課題 1:
ヨガ講師ジェニーとの再会をつづった文章で、筆者がNYから帰国してどれくらいの期間が過ぎたと書かれているか。
課題 2:
ヨガ講師ジェニーとの再会をつづった文章を、最後の文の後から書き継ぐこと。

══ ページ本文

大好きな秋の空。
秋空はもくもく雲と一緒に、素敵な出会いを運んで来てくれる。
NYから来日中のヨガ講師・ジェニー。
私がNYでトレーニングを受けた恩師クリシーの親友でもある彼女と
初めて会ったのは去年、帰国後の日本でのこと。
今年もまたご縁あって彼女のトレーニングを通訳する機会に恵まれた。
日を改めてお茶をした。
1年振りの再会で話も尽きない。
でも、彼女の日本でのハードスケジュールを労うつもりで向かったのにな。
いつしか私が ’カウンセリング’ を受けているような始末...
NYから帰国して早くも1年半以上が過ぎる。
気づけば目の前のことにただ必死で今日まで来て、
大きな転換期を振り返ったり、ましてや気持ちの整理なんてしてこなかった。
し、何だかしたくもなかった。
ジェニーのいつもの鋭い洞察力と冷静さで次々と投げかけられる質問に、
うーん..と唸る自分。
「ヒロコ、この質問に私の為に答えなくてもいいけど、自分の為に答えられるようにしないといけないよ。」

════
══ 表示情報

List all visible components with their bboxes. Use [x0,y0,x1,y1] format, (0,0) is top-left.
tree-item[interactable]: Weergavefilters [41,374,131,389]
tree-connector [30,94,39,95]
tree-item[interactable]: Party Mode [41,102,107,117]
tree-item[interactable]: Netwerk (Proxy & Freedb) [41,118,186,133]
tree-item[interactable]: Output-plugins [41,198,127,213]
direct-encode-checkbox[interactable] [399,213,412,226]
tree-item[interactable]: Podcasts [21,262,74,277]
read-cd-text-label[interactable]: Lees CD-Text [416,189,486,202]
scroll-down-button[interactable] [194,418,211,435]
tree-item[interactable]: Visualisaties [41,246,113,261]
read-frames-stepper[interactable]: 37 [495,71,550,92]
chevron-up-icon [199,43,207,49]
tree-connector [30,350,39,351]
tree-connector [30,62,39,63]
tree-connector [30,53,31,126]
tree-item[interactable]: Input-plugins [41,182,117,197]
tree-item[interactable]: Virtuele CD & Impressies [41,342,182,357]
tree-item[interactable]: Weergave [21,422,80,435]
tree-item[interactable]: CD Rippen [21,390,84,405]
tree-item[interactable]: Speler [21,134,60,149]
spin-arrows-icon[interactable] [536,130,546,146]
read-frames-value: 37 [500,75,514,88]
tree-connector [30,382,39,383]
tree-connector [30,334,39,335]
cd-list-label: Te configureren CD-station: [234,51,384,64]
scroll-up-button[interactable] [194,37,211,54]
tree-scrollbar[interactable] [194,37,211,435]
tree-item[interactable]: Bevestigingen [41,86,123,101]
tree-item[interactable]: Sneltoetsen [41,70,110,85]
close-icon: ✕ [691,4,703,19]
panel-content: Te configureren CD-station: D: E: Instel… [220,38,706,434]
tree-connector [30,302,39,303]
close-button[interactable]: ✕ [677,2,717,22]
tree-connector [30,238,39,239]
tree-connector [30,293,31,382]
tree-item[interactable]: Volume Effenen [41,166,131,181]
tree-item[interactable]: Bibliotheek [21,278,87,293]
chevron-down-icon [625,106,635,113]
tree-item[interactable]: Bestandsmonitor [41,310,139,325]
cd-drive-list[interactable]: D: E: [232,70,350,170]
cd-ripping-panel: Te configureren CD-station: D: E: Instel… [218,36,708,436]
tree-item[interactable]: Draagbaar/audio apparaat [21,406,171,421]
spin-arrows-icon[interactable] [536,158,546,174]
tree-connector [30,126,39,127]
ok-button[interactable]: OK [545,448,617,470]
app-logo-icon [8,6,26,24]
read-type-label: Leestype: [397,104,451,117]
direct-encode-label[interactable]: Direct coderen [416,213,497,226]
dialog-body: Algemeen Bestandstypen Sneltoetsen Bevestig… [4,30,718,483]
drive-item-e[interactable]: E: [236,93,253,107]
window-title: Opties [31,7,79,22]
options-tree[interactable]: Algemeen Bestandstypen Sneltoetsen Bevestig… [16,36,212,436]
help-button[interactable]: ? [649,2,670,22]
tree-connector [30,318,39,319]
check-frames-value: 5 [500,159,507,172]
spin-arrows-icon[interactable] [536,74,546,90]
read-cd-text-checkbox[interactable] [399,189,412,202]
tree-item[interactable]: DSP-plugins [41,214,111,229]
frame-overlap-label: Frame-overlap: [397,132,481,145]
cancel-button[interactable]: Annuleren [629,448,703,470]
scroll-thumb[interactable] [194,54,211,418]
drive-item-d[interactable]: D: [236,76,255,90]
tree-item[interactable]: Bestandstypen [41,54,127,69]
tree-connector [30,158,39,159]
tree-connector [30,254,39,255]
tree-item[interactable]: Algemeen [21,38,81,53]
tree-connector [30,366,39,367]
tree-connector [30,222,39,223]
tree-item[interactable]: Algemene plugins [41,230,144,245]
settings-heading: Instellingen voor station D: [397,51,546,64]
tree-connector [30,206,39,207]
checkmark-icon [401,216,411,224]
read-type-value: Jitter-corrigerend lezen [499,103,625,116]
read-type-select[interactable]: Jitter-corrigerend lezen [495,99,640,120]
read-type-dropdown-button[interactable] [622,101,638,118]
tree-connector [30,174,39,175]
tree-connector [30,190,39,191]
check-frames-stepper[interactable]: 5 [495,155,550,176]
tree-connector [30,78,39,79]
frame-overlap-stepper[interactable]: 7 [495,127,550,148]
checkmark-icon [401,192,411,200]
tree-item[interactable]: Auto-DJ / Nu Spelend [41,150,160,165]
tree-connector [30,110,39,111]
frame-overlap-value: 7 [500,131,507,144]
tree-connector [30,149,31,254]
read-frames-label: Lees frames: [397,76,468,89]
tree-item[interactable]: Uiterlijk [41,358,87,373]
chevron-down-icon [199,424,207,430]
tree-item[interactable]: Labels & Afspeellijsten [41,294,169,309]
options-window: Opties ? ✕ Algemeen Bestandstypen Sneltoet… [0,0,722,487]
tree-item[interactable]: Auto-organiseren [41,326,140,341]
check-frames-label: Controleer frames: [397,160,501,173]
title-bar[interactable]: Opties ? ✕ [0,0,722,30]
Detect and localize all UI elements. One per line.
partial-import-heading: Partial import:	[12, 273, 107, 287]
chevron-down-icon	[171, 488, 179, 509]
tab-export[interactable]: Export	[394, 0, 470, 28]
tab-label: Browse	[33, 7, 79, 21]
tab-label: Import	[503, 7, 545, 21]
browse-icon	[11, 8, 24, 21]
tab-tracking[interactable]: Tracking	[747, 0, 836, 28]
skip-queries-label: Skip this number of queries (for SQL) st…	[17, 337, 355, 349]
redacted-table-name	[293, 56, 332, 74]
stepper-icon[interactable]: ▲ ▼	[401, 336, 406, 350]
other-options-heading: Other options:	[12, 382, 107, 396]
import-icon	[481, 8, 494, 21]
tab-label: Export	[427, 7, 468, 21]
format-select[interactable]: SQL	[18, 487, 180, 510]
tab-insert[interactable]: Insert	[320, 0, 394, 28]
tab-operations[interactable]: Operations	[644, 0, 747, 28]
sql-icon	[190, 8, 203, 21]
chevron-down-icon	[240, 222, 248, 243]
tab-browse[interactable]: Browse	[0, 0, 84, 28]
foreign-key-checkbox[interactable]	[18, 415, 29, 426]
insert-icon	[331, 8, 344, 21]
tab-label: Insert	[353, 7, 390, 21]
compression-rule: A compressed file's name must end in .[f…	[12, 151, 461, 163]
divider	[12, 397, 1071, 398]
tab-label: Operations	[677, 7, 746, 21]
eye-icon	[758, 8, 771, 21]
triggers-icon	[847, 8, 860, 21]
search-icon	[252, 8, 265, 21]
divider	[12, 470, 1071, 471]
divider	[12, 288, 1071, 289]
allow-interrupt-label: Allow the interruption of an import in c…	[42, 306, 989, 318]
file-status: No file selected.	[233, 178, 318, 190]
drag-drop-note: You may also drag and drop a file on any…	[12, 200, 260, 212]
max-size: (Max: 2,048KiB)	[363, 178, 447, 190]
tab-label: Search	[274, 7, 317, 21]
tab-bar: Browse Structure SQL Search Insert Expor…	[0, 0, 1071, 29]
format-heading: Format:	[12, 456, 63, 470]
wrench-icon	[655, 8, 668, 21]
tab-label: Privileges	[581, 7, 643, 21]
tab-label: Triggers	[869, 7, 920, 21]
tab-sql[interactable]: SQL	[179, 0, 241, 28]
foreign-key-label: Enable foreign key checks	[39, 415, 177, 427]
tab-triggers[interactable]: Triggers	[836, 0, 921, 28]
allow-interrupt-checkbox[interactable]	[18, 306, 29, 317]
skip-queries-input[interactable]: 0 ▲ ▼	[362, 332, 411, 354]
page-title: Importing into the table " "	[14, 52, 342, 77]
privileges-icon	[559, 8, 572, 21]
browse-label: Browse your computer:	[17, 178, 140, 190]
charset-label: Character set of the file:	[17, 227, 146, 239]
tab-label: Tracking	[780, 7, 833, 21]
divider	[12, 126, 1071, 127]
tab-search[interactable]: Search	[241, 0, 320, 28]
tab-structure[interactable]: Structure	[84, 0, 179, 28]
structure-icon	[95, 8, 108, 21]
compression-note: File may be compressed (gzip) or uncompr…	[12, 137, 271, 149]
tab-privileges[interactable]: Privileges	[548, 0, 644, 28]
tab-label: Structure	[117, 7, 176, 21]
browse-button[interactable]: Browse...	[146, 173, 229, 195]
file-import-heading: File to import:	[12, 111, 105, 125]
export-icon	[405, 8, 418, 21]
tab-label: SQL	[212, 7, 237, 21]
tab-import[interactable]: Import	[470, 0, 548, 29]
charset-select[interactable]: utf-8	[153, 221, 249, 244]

════

出力結果 1:
1年半以上が過ぎた。

出力結果 2:
言葉の投げ合いを続けること数時間ー
次の瞬間自分の口からポンッと答えが出た。
その瞬間を待っていたかのように、ジェニーは優しい笑顔でただ大きくうなずいた。
マットの上でも外でも魅せられる、ジェニーズマジック。
こちらもNYから来日のヨガ講師・ララ。
先日、彼女のキッズヨガトレーニングの通訳を担当させてもらった。
初日の朝。
初めましての挨拶を交わすや否や
「大丈夫、私もサポートするから。」
「私たち2人がひとつになってこのトレーニング達成するよ!」
...あ、大丈夫だ。っと思えていた。
まるで包まれているような大きな温かさだった。
”この先生のそばだったら安心”
理屈なしに、子供達はいつもそう思っているに違いない。
彼女もバックグラウンドは同じくNYダンサー。
私が最後に踊っていたダンスカンパニーのディレクター/振付家が、
ララの大学時代の教授、という共通点から昔話に花が咲いた。
またもやこうして与えられた振り返る時間。
そういう時期なのかもしれない。
お別れの日。
「ヒロコ、足し算だよ!引き算じゃないの。私たちが今までやってきたことに、積み重ねていってるの。全部が足されていってるんだよ。がんばろうね!」
「足し算」
そうだ...そうか!
ララはその繊細なまでの優しさで、最後のさいごまで励ましてくれた。
先日、菊池龍全さんのセミナー体験会に呼んで頂く機会が巡ってきた。
龍全さんは、認定NLPトレーナー・コーチであると同時に、高野山での厳しい修行を積まれた真言宗僧侶でもいらっしゃる。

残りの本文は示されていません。